> [Extracted entries]:
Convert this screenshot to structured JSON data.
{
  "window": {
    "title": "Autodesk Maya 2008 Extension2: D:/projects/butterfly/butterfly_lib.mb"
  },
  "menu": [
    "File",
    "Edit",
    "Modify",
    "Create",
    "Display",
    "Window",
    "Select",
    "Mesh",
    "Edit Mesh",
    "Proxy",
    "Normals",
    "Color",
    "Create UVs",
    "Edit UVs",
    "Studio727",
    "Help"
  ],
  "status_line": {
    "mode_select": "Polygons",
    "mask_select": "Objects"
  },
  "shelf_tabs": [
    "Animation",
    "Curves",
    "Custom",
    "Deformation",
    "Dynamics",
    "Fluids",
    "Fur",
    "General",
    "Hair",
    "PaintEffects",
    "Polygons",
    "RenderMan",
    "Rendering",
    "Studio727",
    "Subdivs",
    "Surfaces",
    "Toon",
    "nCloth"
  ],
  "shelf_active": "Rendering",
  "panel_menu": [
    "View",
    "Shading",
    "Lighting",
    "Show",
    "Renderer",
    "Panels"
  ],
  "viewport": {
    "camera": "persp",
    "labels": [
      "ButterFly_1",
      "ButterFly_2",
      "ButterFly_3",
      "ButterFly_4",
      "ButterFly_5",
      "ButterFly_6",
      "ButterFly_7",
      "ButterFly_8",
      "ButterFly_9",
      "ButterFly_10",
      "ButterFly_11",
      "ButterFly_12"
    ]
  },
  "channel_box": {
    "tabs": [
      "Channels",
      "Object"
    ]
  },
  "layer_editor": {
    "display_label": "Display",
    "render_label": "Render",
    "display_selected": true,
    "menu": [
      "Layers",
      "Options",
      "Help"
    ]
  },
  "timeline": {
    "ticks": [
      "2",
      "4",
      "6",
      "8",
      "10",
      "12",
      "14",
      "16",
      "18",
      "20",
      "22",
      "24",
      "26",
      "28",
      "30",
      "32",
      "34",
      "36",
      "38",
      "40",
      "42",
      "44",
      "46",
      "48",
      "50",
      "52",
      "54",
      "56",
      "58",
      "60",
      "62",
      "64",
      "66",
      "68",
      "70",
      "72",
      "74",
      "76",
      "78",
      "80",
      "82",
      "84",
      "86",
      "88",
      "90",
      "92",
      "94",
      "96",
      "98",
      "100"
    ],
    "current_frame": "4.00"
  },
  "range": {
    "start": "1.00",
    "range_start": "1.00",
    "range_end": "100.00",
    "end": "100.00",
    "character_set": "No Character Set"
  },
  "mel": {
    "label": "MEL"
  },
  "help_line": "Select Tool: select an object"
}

> [Task to complete]:
Take the entries above and transcribe them exactly.

> [Response to the exercise]:
Convert this screenshot to structured JSON data.
{
  "window": {
    "title": "Autodesk Maya 2008 Extension2: D:/projects/butterfly/butterfly_lib.mb"
  },
  "menu": [
    "File",
    "Edit",
    "Modify",
    "Create",
    "Display",
    "Window",
    "Select",
    "Mesh",
    "Edit Mesh",
    "Proxy",
    "Normals",
    "Color",
    "Create UVs",
    "Edit UVs",
    "Studio727",
    "Help"
  ],
  "status_line": {
    "mode_select": "Polygons",
    "mask_select": "Objects"
  },
  "shelf_tabs": [
    "Animation",
    "Curves",
    "Custom",
    "Deformation",
    "Dynamics",
    "Fluids",
    "Fur",
    "General",
    "Hair",
    "PaintEffects",
    "Polygons",
    "RenderMan",
    "Rendering",
    "Studio727",
    "Subdivs",
    "Surfaces",
    "Toon",
    "nCloth"
  ],
  "shelf_active": "Rendering",
  "panel_menu": [
    "View",
    "Shading",
    "Lighting",
    "Show",
    "Renderer",
    "Panels"
  ],
  "viewport": {
    "camera": "persp",
    "labels": [
      "ButterFly_1",
      "ButterFly_2",
      "ButterFly_3",
      "ButterFly_4",
      "ButterFly_5",
      "ButterFly_6",
      "ButterFly_7",
      "ButterFly_8",
      "ButterFly_9",
      "ButterFly_10",
      "ButterFly_11",
      "ButterFly_12"
    ]
  },
  "channel_box": {
    "tabs": [
      "Channels",
      "Object"
    ]
  },
  "layer_editor": {
    "display_label": "Display",
    "render_label": "Render",
    "display_selected": true,
    "menu": [
      "Layers",
      "Options",
      "Help"
    ]
  },
  "timeline": {
    "ticks": [
      "2",
      "4",
      "6",
      "8",
      "10",
      "12",
      "14",
      "16",
      "18",
      "20",
      "22",
      "24",
      "26",
      "28",
      "30",
      "32",
      "34",
      "36",
      "38",
      "40",
      "42",
      "44",
      "46",
      "48",
      "50",
      "52",
      "54",
      "56",
      "58",
      "60",
      "62",
      "64",
      "66",
      "68",
      "70",
      "72",
      "74",
      "76",
      "78",
      "80",
      "82",
      "84",
      "86",
      "88",
      "90",
      "92",
      "94",
      "96",
      "98",
      "100"
    ],
    "current_frame": "4.00"
  },
  "range": {
    "start": "1.00",
    "range_start": "1.00",
    "range_end": "100.00",
    "end": "100.00",
    "character_set": "No Character Set"
  },
  "mel": {
    "label": "MEL"
  },
  "help_line": "Select Tool: select an object"
}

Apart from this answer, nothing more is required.